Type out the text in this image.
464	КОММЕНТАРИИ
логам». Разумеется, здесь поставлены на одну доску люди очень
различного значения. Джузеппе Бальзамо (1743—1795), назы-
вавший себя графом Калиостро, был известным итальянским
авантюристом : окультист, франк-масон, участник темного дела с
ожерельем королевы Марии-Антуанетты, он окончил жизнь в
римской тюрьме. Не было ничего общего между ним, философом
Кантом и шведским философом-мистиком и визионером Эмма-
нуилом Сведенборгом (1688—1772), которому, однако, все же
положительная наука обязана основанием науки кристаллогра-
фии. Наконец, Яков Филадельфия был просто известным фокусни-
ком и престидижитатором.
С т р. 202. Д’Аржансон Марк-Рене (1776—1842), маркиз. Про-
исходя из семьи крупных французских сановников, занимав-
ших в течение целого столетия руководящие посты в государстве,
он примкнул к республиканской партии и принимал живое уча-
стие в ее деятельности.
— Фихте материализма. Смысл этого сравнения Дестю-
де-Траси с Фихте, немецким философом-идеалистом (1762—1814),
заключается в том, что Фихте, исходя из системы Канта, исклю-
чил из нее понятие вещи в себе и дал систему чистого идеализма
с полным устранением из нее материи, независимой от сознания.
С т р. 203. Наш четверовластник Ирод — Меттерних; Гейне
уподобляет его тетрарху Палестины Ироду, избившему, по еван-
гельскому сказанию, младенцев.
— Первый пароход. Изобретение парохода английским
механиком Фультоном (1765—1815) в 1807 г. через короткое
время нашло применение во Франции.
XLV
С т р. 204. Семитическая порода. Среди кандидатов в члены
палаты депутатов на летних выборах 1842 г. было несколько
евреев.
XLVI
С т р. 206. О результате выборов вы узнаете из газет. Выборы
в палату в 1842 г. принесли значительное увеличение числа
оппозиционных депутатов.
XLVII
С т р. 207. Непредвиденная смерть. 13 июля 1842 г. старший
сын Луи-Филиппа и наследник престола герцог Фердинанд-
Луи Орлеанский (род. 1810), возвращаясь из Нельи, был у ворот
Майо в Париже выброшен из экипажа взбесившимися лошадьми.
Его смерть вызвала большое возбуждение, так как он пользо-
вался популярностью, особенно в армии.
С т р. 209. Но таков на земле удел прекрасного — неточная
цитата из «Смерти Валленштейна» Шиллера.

+---+

**Brief:** Using the entries above, please restate each one word for word.

**Final result:**
Type out the text in this image.
464	КОММЕНТАРИИ
логам». Разумеется, здесь поставлены на одну доску люди очень
различного значения. Джузеппе Бальзамо (1743—1795), назы-
вавший себя графом Калиостро, был известным итальянским
авантюристом : окультист, франк-масон, участник темного дела с
ожерельем королевы Марии-Антуанетты, он окончил жизнь в
римской тюрьме. Не было ничего общего между ним, философом
Кантом и шведским философом-мистиком и визионером Эмма-
нуилом Сведенборгом (1688—1772), которому, однако, все же
положительная наука обязана основанием науки кристаллогра-
фии. Наконец, Яков Филадельфия был просто известным фокусни-
ком и престидижитатором.
С т р. 202. Д’Аржансон Марк-Рене (1776—1842), маркиз. Про-
исходя из семьи крупных французских сановников, занимав-
ших в течение целого столетия руководящие посты в государстве,
он примкнул к республиканской партии и принимал живое уча-
стие в ее деятельности.
— Фихте материализма. Смысл этого сравнения Дестю-
де-Траси с Фихте, немецким философом-идеалистом (1762—1814),
заключается в том, что Фихте, исходя из системы Канта, исклю-
чил из нее понятие вещи в себе и дал систему чистого идеализма
с полным устранением из нее материи, независимой от сознания.
С т р. 203. Наш четверовластник Ирод — Меттерних; Гейне
уподобляет его тетрарху Палестины Ироду, избившему, по еван-
гельскому сказанию, младенцев.
— Первый пароход. Изобретение парохода английским
механиком Фультоном (1765—1815) в 1807 г. через короткое
время нашло применение во Франции.
XLV
С т р. 204. Семитическая порода. Среди кандидатов в члены
палаты депутатов на летних выборах 1842 г. было несколько
евреев.
XLVI
С т р. 206. О результате выборов вы узнаете из газет. Выборы
в палату в 1842 г. принесли значительное увеличение числа
оппозиционных депутатов.
XLVII
С т р. 207. Непредвиденная смерть. 13 июля 1842 г. старший
сын Луи-Филиппа и наследник престола герцог Фердинанд-
Луи Орлеанский (род. 1810), возвращаясь из Нельи, был у ворот
Майо в Париже выброшен из экипажа взбесившимися лошадьми.
Его смерть вызвала большое возбуждение, так как он пользо-
вался популярностью, особенно в армии.
С т р. 209. Но таков на земле удел прекрасного — неточная
цитата из «Смерти Валленштейна» Шиллера.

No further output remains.